— start of Given data —

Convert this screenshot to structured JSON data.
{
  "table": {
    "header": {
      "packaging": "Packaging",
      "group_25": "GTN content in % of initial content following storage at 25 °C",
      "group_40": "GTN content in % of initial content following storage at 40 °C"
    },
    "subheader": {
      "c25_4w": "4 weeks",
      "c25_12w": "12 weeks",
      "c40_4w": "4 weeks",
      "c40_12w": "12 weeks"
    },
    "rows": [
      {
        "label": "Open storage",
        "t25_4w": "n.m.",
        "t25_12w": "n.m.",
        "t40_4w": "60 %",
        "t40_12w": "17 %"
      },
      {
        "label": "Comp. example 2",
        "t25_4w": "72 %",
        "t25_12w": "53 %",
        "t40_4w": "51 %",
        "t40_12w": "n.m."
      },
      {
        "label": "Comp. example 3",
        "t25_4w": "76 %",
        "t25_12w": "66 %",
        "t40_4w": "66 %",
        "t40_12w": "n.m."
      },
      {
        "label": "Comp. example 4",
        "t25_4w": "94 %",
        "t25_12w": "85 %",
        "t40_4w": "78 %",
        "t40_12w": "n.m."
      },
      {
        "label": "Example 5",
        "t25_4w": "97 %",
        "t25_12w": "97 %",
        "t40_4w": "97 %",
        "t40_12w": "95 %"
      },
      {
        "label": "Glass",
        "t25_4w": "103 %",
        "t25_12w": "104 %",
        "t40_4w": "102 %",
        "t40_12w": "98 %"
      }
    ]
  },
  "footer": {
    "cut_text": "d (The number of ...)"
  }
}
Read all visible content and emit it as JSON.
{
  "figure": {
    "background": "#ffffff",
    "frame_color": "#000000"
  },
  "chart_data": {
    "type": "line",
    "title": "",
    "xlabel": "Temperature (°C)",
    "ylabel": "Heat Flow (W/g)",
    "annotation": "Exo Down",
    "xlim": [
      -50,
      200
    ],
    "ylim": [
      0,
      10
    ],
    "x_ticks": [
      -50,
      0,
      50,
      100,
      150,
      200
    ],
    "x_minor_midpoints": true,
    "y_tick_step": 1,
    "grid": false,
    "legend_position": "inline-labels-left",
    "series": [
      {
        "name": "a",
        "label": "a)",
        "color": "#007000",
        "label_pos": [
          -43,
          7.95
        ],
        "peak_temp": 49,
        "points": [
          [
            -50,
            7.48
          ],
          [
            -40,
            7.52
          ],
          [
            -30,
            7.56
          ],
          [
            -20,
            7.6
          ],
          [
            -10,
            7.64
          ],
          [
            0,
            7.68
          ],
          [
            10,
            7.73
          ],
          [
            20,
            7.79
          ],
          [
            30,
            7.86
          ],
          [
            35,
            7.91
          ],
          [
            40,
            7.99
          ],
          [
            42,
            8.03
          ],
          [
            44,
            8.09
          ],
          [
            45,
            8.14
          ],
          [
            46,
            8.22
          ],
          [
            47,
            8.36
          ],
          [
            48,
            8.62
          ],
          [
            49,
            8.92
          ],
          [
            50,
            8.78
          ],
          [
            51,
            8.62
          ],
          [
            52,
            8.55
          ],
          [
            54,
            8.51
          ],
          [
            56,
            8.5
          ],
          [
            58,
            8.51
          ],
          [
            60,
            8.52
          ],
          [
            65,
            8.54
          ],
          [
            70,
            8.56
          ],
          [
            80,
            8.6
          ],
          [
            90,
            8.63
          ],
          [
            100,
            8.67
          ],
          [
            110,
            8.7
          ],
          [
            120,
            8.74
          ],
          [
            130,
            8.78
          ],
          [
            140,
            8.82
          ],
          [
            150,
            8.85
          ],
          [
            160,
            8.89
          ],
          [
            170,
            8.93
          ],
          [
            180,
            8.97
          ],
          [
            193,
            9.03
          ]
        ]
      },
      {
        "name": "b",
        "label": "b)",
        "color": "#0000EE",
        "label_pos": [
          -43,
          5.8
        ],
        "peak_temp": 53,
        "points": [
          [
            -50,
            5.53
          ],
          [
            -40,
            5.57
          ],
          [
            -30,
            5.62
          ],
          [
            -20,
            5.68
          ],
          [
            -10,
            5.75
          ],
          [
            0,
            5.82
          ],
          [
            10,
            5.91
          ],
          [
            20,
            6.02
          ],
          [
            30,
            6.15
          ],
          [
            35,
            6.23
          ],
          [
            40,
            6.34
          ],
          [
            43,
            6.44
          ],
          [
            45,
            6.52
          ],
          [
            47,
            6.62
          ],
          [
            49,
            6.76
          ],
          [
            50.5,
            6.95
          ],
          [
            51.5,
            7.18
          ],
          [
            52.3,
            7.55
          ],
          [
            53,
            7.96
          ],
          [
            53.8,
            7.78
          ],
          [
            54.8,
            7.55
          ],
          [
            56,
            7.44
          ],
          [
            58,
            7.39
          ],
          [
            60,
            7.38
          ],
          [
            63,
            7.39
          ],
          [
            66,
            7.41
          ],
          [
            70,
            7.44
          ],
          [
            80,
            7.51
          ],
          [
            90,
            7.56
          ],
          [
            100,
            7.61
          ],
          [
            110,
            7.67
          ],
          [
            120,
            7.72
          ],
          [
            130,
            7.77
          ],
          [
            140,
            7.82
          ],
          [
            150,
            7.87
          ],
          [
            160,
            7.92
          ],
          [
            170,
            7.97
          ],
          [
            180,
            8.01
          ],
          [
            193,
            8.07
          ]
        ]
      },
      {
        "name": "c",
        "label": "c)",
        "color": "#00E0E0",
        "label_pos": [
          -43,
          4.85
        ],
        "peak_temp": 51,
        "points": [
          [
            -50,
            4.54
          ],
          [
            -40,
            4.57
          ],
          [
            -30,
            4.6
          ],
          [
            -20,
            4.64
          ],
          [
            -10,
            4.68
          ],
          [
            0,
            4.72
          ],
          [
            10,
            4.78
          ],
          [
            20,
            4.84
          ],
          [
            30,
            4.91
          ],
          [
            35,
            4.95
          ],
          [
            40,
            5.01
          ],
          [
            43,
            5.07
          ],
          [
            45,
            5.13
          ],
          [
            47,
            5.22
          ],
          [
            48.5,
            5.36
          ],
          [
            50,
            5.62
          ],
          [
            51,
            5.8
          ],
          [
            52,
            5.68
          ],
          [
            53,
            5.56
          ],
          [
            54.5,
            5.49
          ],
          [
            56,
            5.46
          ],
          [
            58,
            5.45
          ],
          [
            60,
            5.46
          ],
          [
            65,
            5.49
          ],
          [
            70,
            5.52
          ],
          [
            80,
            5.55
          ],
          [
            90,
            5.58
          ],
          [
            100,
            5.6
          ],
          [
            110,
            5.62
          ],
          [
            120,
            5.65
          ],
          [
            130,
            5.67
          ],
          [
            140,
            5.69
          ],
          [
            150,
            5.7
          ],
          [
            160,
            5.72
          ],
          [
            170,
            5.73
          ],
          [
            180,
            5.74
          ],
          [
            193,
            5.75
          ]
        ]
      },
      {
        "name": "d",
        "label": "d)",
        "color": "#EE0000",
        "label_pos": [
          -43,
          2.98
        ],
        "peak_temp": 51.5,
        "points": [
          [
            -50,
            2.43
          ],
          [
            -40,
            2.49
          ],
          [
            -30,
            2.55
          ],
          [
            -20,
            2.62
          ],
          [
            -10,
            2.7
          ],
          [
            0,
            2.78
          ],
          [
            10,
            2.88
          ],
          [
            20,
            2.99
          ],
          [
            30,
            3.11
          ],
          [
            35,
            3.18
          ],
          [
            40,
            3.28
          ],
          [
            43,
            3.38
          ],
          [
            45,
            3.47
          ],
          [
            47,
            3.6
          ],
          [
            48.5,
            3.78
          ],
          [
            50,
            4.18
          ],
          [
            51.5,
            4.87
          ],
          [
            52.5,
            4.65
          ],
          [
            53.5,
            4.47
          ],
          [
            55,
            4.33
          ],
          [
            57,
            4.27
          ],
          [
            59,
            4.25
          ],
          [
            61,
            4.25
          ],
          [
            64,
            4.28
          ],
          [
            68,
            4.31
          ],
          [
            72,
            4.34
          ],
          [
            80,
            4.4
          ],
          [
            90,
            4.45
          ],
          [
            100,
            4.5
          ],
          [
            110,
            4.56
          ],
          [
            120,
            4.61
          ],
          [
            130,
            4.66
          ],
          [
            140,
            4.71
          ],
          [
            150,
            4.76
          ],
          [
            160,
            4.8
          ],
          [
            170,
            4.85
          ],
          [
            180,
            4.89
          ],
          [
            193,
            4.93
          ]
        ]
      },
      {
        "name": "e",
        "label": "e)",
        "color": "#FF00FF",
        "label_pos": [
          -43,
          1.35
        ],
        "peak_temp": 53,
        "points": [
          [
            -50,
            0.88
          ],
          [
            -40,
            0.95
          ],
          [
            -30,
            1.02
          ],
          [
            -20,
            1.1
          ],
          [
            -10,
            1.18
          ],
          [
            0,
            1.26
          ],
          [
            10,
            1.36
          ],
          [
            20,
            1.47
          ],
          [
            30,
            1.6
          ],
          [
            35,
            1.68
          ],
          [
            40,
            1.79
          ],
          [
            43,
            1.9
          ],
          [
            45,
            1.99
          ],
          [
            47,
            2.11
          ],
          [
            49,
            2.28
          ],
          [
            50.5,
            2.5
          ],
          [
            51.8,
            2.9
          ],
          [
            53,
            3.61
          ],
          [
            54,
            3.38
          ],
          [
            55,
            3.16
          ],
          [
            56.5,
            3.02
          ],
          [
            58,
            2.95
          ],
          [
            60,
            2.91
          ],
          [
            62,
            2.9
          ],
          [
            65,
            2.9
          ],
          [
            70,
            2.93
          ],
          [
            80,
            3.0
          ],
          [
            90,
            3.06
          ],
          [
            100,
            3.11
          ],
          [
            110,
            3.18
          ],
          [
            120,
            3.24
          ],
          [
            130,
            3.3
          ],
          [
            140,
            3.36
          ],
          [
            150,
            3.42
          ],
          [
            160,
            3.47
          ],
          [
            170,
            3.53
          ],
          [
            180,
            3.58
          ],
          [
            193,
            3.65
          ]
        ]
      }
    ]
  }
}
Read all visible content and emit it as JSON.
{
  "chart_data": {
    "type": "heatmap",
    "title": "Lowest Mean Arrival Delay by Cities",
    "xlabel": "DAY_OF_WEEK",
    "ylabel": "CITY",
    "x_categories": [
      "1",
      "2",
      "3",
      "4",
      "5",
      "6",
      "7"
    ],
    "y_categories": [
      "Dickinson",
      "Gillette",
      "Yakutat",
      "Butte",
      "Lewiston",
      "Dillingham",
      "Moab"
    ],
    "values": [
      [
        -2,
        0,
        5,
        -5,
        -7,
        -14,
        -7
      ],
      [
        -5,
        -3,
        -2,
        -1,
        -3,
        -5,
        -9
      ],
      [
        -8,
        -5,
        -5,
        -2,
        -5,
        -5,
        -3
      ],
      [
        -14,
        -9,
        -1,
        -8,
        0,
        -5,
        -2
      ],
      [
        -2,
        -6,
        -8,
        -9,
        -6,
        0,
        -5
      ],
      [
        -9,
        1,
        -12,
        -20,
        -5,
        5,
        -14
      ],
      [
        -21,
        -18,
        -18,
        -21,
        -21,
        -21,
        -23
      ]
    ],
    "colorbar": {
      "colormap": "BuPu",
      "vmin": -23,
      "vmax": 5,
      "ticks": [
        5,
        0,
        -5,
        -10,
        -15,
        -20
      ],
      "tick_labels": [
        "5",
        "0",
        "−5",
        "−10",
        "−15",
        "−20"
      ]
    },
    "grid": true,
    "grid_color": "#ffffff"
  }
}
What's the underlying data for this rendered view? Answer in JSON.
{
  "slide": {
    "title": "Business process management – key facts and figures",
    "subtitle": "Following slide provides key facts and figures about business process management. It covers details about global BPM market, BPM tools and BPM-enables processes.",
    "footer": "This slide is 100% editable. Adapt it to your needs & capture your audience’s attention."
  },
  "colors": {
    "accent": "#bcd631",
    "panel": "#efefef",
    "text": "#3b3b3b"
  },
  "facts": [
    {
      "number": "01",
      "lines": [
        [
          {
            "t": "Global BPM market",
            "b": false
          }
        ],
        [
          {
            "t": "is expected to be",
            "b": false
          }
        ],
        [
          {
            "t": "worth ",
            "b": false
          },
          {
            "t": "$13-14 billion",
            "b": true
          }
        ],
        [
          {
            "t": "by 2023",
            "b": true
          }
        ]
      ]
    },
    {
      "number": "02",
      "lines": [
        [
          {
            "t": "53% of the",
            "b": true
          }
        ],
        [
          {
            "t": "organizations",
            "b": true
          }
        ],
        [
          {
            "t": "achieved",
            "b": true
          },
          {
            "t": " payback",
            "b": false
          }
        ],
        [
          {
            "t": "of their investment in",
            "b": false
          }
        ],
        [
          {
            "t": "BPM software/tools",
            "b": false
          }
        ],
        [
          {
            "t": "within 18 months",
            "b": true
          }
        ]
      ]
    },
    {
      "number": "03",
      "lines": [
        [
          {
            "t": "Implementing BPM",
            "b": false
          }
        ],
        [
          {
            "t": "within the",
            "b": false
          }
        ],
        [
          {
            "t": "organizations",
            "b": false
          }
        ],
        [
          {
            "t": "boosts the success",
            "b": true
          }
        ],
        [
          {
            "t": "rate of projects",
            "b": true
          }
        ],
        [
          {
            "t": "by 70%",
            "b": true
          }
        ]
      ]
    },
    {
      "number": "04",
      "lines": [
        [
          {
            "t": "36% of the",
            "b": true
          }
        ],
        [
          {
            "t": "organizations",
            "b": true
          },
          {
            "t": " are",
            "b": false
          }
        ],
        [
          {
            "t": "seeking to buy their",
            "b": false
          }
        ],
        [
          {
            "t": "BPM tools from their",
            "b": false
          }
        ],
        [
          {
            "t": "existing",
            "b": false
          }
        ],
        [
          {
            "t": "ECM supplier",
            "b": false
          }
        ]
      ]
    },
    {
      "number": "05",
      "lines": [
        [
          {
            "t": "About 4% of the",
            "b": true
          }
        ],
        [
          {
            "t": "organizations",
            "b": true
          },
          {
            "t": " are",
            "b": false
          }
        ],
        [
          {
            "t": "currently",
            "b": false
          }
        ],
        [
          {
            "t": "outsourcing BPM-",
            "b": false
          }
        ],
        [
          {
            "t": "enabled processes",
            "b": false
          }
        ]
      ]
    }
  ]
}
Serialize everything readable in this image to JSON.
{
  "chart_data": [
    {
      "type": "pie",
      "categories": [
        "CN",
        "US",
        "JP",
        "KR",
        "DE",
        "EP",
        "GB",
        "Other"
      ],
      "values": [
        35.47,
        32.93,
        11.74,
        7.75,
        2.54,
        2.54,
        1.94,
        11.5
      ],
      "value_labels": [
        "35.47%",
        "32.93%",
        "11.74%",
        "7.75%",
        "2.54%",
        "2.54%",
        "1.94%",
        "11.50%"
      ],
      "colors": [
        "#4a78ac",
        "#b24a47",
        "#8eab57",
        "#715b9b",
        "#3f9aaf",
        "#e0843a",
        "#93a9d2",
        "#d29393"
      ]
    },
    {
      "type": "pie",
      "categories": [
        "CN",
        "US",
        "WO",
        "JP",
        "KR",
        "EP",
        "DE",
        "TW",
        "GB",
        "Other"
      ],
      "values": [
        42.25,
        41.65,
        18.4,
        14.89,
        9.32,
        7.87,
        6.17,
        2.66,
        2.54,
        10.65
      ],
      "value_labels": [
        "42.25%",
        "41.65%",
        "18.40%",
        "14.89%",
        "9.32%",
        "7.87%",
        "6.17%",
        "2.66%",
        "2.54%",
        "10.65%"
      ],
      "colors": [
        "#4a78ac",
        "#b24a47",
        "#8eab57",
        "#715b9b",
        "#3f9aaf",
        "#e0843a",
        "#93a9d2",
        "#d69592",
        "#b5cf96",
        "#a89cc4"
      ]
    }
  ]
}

— end of Given data —

Exercise details >>
Only the number is wanted: how many lines of the material contain the word "figures"?

Response below >>
2